### Your tasks:
1) Set down word for word the part of the article on EU relations with Israel starting at "Six years later, the" and ending at "since Israel’s inception.".
2) Decide whether each statement below agrees with the article on EU relations with Israel, answering yes or no and quoting the words of the article that settle it. (a) In 2017 Netanyahu regarded the EU's political conditions on relations with Israel as "crazy." (b) Margaritis Schinas visited Tel Aviv as president of the European Commission. (c) The briefing document for the trip was obtained through a leak.

### Source excerpt:
☆ ☆ ☆ ☆

The Electronic Intifada / August 31, 2023
Has the European Union quietly capitulated to Benjamin Netanyahu ?
Back in 2017, Netanyahu was overheard bemoaning how the EU attached “political conditions” to relations with Israel, something which he regarded as “crazy.”
Six years later, the Brussels elite now claims that “our friendship [with Israel] has no conditions.”
At least, that was the line taken by Margaritis Schinas, a vice president of the European Commission, when he visited Tel Aviv in June. A briefing document prepared for his trip demonstrates that he advocated closer relations with the latest coalition that Netanyahu heads, despite how it is the most right-wing since Israel’s inception.
The paper – obtained via a freedom of information request – says that “we can grow our cooperation even stronger.”
SEE TEXT STEERING BRIEF (BELOW) : EU wants to boost cooperation with Israel’s racist government | The Electronic Intifada
“Security” is listed as one of the policy areas in which cooperation can deepen.

☆ ☆ ☆ ☆

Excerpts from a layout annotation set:
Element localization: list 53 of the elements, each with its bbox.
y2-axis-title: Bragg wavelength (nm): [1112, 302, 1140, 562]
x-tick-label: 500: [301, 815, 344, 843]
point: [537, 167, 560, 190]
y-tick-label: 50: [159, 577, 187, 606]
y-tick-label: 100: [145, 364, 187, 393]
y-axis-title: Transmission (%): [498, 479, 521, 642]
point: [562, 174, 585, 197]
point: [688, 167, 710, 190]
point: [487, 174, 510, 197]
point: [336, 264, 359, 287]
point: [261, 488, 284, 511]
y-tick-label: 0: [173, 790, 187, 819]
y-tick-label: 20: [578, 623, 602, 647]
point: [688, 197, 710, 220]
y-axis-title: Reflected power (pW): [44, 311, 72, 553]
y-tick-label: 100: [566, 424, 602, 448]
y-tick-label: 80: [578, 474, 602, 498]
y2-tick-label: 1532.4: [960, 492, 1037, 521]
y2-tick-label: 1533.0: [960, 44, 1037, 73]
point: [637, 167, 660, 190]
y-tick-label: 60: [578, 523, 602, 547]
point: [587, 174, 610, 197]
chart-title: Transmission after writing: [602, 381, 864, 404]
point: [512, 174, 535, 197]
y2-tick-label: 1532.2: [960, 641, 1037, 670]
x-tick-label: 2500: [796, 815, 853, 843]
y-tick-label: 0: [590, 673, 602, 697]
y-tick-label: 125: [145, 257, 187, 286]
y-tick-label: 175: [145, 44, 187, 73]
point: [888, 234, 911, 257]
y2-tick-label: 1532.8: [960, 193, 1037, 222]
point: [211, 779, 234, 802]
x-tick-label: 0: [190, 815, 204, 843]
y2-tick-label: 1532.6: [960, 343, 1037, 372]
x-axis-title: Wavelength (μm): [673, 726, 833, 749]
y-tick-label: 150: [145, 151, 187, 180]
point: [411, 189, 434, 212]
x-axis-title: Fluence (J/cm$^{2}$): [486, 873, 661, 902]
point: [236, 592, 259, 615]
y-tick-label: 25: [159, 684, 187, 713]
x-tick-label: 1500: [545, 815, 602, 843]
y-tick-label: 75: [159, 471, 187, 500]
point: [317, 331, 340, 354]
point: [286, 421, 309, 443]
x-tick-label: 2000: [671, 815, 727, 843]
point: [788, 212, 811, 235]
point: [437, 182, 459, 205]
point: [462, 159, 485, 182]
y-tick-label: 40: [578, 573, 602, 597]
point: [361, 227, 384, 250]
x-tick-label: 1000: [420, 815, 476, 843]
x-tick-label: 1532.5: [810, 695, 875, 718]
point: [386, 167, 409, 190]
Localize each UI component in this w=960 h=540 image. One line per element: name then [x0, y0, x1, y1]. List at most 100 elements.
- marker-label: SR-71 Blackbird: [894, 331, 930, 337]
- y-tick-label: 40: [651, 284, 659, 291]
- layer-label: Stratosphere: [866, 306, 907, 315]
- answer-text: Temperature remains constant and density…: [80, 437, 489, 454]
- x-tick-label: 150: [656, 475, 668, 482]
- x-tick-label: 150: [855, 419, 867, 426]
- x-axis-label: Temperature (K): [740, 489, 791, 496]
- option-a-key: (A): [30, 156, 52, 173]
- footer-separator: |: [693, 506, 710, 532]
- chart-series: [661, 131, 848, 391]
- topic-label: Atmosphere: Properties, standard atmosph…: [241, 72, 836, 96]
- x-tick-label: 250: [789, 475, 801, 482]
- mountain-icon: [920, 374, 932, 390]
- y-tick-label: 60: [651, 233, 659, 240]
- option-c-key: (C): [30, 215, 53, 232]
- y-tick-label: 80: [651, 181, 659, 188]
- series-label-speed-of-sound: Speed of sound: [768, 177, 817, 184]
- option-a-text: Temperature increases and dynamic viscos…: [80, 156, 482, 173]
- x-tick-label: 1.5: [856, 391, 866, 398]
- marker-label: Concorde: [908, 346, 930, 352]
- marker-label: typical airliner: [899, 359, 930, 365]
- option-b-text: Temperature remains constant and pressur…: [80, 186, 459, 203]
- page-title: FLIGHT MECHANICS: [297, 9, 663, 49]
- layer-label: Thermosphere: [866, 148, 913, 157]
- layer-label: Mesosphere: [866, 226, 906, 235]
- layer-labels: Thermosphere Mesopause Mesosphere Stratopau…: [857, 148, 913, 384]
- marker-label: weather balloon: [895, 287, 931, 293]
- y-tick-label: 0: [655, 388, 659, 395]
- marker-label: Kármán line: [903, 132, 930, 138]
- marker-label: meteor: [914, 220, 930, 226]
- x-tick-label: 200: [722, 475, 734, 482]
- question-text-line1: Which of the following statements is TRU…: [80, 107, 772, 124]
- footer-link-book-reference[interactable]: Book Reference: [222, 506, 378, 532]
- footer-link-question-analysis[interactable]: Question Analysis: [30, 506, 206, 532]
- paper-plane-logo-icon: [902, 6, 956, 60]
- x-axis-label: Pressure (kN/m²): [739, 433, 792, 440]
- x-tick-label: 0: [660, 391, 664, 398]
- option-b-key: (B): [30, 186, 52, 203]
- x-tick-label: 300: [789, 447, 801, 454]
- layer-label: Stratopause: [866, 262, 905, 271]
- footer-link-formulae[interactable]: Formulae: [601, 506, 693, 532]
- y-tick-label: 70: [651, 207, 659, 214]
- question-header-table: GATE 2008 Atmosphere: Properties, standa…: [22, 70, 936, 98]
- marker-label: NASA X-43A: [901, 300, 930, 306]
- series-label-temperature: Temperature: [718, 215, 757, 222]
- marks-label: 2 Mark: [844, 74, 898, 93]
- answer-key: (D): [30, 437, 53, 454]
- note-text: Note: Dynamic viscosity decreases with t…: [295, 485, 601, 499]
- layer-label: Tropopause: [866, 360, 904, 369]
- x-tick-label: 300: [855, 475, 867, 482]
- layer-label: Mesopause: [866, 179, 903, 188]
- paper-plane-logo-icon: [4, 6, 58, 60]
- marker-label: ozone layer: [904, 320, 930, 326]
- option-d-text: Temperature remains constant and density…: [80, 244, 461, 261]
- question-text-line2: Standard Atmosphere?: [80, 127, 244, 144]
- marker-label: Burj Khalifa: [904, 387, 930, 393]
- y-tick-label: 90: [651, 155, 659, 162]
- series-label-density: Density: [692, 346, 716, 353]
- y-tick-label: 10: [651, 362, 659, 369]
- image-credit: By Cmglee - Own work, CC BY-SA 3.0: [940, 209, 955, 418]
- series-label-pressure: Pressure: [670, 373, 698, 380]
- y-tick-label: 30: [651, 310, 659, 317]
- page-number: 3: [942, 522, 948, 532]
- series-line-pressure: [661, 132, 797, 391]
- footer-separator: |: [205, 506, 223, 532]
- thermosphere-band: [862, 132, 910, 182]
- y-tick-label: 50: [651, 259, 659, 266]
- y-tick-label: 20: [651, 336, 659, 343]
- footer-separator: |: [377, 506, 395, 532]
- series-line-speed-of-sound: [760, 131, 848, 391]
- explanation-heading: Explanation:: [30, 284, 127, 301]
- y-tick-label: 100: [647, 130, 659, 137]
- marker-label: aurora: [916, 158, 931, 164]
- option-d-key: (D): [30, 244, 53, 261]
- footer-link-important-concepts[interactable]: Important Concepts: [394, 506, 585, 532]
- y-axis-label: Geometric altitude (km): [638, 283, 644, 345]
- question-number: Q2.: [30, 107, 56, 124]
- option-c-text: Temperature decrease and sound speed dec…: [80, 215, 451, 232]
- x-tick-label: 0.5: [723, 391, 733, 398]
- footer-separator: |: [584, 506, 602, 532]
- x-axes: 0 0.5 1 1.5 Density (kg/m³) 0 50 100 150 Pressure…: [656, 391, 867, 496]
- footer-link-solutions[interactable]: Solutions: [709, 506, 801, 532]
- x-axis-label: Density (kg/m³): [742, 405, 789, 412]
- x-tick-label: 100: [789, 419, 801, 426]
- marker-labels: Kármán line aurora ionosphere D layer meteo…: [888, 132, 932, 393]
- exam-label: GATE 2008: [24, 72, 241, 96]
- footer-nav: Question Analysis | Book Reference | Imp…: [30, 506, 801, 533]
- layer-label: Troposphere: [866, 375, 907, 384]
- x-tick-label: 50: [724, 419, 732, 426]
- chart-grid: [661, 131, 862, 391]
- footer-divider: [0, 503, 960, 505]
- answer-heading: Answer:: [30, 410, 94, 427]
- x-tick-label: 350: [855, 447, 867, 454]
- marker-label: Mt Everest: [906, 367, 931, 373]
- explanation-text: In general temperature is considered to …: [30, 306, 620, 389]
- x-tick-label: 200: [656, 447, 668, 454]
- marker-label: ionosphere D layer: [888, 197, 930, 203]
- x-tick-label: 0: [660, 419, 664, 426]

☆ ☆ ☆ ☆

### Expected answers:
1)
Six years later, the Brussels elite now claims that “our friendship [with Israel] has no conditions.”
At least, that was the line taken by Margaritis Schinas, a vice president of the European Commission, when he visited Tel Aviv in June. A briefing document prepared for his trip demonstrates that he advocated closer relations with the latest coalition that Netanyahu heads, despite how it is the most right-wing since Israel’s inception.

2)
(a) Yes: "something which he regarded as “crazy.”"
(b) No: "a vice president of the European Commission"
(c) No: "obtained via a freedom of information request"